— Begin DATA FOR THIS EXERCISE —
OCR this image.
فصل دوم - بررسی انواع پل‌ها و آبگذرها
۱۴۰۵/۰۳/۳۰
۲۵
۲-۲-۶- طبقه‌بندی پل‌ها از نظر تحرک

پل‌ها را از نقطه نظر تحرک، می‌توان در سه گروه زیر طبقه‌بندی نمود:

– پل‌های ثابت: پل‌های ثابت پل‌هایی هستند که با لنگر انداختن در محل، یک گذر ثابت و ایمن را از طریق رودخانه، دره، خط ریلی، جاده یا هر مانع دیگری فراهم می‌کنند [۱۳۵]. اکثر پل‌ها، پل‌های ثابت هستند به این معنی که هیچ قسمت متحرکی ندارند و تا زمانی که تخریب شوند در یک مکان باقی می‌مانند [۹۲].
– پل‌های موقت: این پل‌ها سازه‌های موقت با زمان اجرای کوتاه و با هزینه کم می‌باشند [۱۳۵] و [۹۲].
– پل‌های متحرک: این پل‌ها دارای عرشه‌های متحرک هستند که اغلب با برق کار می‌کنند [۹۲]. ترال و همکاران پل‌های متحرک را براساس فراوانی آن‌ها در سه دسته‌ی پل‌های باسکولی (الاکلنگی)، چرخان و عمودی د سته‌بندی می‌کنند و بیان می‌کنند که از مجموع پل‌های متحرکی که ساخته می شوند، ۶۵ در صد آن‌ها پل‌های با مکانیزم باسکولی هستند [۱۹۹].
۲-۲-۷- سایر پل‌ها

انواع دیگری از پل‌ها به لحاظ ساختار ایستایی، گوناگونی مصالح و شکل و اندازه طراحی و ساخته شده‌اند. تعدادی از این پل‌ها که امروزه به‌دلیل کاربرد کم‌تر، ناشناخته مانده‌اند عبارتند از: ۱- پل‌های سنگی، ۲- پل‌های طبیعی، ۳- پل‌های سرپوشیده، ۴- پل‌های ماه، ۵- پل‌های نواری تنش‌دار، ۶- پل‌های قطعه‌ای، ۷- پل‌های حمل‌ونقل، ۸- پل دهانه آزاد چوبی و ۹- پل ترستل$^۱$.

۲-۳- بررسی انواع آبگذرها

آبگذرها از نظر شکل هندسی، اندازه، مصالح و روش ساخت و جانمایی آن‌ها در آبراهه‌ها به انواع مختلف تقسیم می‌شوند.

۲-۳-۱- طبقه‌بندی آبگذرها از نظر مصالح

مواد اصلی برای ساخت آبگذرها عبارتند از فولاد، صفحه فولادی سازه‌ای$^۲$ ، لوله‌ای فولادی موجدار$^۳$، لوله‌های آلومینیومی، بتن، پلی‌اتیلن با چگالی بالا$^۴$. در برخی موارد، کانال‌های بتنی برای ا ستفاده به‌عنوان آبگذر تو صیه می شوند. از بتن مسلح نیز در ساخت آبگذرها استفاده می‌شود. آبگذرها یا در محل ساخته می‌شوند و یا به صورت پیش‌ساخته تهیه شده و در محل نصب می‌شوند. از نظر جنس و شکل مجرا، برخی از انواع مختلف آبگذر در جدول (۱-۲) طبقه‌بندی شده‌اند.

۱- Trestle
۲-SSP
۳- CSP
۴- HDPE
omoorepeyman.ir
— End DATA FOR THIS EXERCISE —
Scan the listing above for the word "اندازه" and show each line where it is found.

THE RESPONSE:
انواع دیگری از پل‌ها به لحاظ ساختار ایستایی، گوناگونی مصالح و شکل و اندازه طراحی و ساخته شده‌اند. تعدادی از این پل‌ها که امروزه به‌دلیل کاربرد کم‌تر، ناشناخته مانده‌اند عبارتند از: ۱- پل‌های سنگی، ۲- پل‌های طبیعی، ۳- پل‌های سرپوشیده، ۴- پل‌های ماه، ۵- پل‌های نواری تنش‌دار، ۶- پل‌های قطعه‌ای، ۷- پل‌های حمل‌ونقل، ۸- پل دهانه آزاد چوبی و ۹- پل ترستل$^۱$.
آبگذرها از نظر شکل هندسی، اندازه، مصالح و روش ساخت و جانمایی آن‌ها در آبراهه‌ها به انواع مختلف تقسیم می‌شوند.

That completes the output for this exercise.